Actualités

URBANISME – SURSIS A STATUER

Le 05/09/2019

 

 

 

Cour Administrative d’Appel de LYON, 13 juin 2019, n°18LY02937

 

 

Le sursis à statuer sur une demande de permis de construire en raison de l’élaboration ou la révision d’un plan local d’urbanisme (PLU) est régi par les articles L. 424-1 et L. 153-11 du Code de l’urbanisme.

 

Le dernier texte précise à son dernier alinéa : « L'autorité compétente peut décider de surseoir à statuer, dans les conditions et délai prévus à l'article L. 424-1, sur les demandes d'autorisation concernant des constructions, installations ou opérations qui seraient de nature à compromettre ou à rendre plus onéreuse l'exécution du futur plan dès lors qu'a eu lieu le débat sur les orientations générales du projet d'aménagement et de développement durable ».

 

Deux conditions doivent être remplies pour qu’une commune oppose un sursis à statuer à une demande d’autorisation d’urbanisme :

 

  • Le débat sur les orientations générales du PADD doit être intervenu (autrement dit les études doivent être suffisamment avancées) ;
  • La commune doit avoir à sa disposition des éléments prouvant qu’à la date du sursis, le projet est susceptible de compromettre ou rendre plus onéreuse l’exécution du futur PLU (autrement dit, elle doit pouvoir justifier que le projet contrarie son futur PLU).

 

La jurisprudence sur l’abstention de surseoir à statuer est abondante et très casuistique.

 

L’emploi du terme « peut » pourrait laisser supposer que l’autorité compétente dispose d’un certain pouvoir d’appréciation.

::::::::

Série d'exercices =>
a - Répondez aux questions suivantes à partir du texte sur le sursis à statuer, une réponse par ligne, numérotée comme la question.
(i) Quelle juridiction a rendu l'arrêt cité, et à quelle date ?
(ii) Quels articles du Code de l'urbanisme régissent le sursis à statuer lié à l'élaboration ou à la révision d'un PLU ?
(iii) Combien de conditions doivent être remplies pour qu'une commune oppose un sursis à statuer ?
b - D'après le texte sur le sursis à statuer, pour quel motif l'autorité compétente peut-elle surseoir à statuer sur une demande d'autorisation ? Répondez en une à trois phrases.
c - Reprenez le texte sur le sursis à statuer et poursuivez-le à partir de la phrase sur l'emploi du terme « peut ».

::::::::

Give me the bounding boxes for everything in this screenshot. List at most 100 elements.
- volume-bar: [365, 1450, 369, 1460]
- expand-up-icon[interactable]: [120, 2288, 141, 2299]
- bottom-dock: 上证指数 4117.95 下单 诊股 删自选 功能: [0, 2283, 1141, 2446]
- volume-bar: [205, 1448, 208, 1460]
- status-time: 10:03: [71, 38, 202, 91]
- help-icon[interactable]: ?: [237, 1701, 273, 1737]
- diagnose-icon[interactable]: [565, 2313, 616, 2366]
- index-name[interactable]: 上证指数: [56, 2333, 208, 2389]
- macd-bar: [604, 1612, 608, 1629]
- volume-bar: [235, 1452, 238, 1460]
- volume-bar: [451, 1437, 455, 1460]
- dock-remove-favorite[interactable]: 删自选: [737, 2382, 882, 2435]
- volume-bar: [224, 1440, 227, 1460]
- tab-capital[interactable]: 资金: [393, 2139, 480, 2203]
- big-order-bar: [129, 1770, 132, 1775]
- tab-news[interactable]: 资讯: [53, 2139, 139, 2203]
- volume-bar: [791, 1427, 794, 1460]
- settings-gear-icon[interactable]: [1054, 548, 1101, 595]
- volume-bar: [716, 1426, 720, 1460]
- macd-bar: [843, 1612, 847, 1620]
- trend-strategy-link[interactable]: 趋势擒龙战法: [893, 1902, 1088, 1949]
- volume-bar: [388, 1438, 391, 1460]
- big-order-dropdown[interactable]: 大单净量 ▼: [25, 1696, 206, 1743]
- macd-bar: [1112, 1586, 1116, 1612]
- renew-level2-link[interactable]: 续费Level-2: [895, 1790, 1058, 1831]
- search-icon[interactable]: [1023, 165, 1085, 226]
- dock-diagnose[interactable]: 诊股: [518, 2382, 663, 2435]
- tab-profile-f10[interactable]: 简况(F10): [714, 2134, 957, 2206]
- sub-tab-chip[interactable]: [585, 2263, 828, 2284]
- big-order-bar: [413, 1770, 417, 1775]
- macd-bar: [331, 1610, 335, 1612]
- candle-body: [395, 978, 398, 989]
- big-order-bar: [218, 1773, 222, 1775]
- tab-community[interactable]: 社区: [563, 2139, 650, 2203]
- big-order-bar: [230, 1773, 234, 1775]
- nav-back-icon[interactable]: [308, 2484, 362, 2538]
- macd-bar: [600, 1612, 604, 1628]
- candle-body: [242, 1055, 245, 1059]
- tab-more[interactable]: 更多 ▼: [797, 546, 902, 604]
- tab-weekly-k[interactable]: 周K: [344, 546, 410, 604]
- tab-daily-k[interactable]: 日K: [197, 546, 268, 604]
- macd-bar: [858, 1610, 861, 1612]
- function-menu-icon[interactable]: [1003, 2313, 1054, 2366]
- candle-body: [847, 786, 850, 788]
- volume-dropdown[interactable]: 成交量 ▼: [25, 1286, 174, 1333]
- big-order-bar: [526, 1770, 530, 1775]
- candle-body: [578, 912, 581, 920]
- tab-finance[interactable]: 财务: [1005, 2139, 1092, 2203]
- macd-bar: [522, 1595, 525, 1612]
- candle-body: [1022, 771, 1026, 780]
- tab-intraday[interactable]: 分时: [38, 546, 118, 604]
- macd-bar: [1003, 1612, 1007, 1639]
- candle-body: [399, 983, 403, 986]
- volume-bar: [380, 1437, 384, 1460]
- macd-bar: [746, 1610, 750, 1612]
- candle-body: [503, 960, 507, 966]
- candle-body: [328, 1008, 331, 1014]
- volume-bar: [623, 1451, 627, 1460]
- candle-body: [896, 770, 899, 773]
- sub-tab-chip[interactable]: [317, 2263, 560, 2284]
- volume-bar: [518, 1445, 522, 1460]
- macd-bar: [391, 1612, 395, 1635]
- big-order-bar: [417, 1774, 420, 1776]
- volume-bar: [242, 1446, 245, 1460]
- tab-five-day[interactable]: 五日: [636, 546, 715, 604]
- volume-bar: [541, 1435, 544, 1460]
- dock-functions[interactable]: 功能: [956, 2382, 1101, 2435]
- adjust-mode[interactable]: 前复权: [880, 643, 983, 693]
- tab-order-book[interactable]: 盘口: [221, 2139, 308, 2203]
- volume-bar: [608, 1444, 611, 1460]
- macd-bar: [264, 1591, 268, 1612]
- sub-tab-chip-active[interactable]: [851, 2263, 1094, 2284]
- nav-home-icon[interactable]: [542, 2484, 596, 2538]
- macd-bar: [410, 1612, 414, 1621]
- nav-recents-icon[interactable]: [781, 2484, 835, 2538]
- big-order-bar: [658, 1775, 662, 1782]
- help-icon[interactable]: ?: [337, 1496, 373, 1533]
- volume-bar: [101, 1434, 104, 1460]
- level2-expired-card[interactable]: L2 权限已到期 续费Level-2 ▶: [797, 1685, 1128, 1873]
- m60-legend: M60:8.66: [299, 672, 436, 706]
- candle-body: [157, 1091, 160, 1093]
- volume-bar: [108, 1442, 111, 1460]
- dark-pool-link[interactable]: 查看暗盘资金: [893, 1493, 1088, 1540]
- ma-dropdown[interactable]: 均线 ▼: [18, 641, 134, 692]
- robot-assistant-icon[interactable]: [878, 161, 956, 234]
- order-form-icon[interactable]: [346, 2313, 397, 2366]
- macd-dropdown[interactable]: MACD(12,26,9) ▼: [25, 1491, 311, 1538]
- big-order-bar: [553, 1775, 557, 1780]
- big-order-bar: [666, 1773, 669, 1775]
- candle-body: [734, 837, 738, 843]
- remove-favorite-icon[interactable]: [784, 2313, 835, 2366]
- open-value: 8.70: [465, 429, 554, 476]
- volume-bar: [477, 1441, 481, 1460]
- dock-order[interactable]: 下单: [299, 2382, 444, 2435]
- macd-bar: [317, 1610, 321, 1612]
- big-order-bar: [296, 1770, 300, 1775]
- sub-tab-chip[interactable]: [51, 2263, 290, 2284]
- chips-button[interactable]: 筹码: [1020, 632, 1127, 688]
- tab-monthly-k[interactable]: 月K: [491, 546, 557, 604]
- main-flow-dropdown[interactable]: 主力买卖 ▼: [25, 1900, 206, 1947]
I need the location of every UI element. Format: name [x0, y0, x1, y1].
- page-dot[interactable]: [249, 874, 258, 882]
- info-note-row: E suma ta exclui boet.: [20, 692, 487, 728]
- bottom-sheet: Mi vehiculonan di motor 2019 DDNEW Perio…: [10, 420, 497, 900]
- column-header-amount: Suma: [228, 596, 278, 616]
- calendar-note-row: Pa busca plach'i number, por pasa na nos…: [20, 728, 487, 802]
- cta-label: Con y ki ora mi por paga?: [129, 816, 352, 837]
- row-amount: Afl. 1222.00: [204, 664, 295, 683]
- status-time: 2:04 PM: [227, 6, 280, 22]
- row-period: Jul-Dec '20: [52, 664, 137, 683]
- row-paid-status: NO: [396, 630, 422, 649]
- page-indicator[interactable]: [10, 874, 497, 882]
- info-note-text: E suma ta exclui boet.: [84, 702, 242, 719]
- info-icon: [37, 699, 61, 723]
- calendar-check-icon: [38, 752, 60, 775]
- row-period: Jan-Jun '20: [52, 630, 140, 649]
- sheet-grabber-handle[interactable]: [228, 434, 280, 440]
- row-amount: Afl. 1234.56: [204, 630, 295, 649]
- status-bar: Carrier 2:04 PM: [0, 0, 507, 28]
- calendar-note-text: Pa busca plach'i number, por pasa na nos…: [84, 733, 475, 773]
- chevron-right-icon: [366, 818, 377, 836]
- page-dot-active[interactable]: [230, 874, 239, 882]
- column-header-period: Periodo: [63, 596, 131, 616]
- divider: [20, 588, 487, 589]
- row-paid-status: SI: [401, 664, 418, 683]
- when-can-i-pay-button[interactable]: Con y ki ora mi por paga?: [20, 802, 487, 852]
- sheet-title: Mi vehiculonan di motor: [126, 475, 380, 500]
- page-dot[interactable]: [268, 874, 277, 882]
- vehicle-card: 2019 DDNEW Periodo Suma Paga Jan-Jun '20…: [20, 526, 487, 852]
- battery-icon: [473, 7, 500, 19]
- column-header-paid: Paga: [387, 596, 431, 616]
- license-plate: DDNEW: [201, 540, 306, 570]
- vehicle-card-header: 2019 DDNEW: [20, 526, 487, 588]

::::::::

Réponses aux exercices =>
a -
(i) La Cour administrative d'appel de Lyon, le 13 juin 2019.
(ii) Les articles L. 424-1 et L. 153-11.
(iii) Deux conditions.

b - L'autorité compétente peut surseoir à statuer lorsque les constructions, installations ou opérations demandées seraient de nature à compromettre l'exécution du futur plan ou à la rendre plus onéreuse. Le débat sur les orientations générales du projet d'aménagement et de développement durable doit en outre avoir déjà eu lieu.

c -
Toutefois, dans un arrêt rendu le 13 juin 2019 (req. n°18LY02937), la Cour administrative d’appel de Lyon rappelle que le projet d’aménagement d’un lotissement de sept lots destinés à l’habitation individuelle est de nature à compromettre l’exécution du futur PLU, qui prévoit dans ses documents graphiques joints au PADD que les parcelles seront incluses en zone agricole dont la constructibilité sera limitée aux constructions destinées à l’exploitation agricole :

 

« 3. En premier lieu, la décision de surseoir à statuer sur une demande d'autorisation d'urbanisme prise, en application du premier alinéa de l'article L. 424-1 du code de l'urbanisme et sur le fondement des dispositions précitées de l'article L. 153-11 du code de l'urbanisme, lorsque la révision d'un plan local d'urbanisme a été prescrite, ne peut intervenir que si le débat sur les orientations générales du projet d'aménagement et de développement durable a eu lieu. Mais, dans ce cas, l'autorité compétente n'est pas tenue par la publication, avant la date du dépôt de la demande, de décisions de prise en considération, visées au 2° et 3° de l'article L. 424-1 précité, qui ne concernent que les autorisations d'urbanisme de nature à compromettre des projets travaux publics ou d'aménagement, ce qui n'est pas le cas en l'espèce. Or, il ressort des pièces du dossier que, par une délibération du 12 décembre 2016, le conseil communautaire de la communauté de communes de Billom-Saint-Dier-Vallée-de-Jauron a tiré le bilan de concertation préalable à l'arrêt du projet du plan local d'urbanisme intercommunal concernant la commune de Vertaizon et qu'il a débattu des orientations générales d'urbanisme et d'aménagement du projet d'aménagement et de développement durable, au nombre desquelles figurait l'objectif de la maîtrise " de la consommation foncière en privilégiant l'urbanisation au sein de l'enveloppe foncière urbaine existante ", notamment " au sein des dents creuses " et de préserver les activités agricoles. Par suite, l'état d'avancement du plan local d'urbanisme, qui s'apprécie à la date à laquelle la décision contestée a été prise, doit être regardé comme suffisant pour permettre de surseoir à statuer sur la demande de permis de construire présentée par M. H....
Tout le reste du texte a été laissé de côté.